··· SUPPLIED DATA ···
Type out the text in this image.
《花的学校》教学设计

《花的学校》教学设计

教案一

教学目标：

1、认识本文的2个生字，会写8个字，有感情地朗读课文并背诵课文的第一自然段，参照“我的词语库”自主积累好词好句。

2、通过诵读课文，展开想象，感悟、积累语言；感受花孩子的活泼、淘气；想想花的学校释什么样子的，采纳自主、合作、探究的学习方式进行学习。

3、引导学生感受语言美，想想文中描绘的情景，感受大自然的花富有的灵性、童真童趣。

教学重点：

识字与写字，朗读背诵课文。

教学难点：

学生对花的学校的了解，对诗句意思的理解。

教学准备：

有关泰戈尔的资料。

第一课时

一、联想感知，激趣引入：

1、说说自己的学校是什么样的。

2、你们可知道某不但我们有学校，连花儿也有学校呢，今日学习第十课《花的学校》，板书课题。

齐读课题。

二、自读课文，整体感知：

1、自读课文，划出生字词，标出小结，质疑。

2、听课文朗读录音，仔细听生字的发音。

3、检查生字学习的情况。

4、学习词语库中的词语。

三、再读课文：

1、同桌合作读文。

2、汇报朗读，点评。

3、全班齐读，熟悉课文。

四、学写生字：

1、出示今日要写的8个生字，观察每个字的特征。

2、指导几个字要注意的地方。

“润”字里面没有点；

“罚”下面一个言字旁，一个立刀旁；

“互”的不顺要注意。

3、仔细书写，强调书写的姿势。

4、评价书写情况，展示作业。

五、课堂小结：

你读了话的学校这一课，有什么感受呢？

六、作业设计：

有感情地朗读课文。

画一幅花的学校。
···
··· SUPPLIED DATA ···
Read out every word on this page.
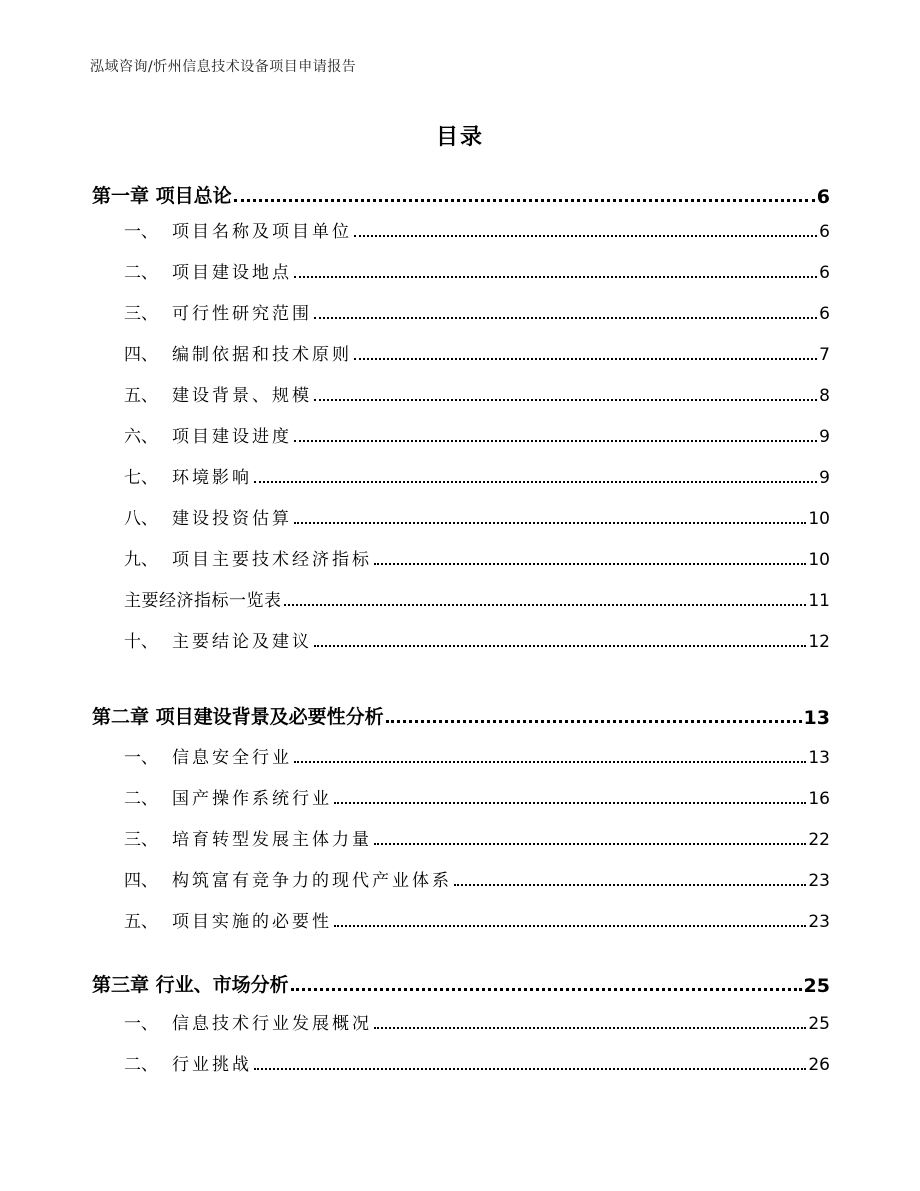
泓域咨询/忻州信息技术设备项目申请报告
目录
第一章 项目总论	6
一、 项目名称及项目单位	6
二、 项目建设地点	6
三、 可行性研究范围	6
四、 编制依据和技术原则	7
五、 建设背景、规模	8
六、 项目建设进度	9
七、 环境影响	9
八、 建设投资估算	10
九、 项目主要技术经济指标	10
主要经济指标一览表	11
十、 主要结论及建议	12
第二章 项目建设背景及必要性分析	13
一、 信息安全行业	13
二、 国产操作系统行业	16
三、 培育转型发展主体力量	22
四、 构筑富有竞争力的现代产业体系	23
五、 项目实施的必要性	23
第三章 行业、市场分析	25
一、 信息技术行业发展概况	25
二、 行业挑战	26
···
- **DESCRIPTION OF THE TASK**
Using the listing above, show every line that includes the string "this".

- **EXPECTED ANSWER**
Type out the text in this image.
Read out every word on this page.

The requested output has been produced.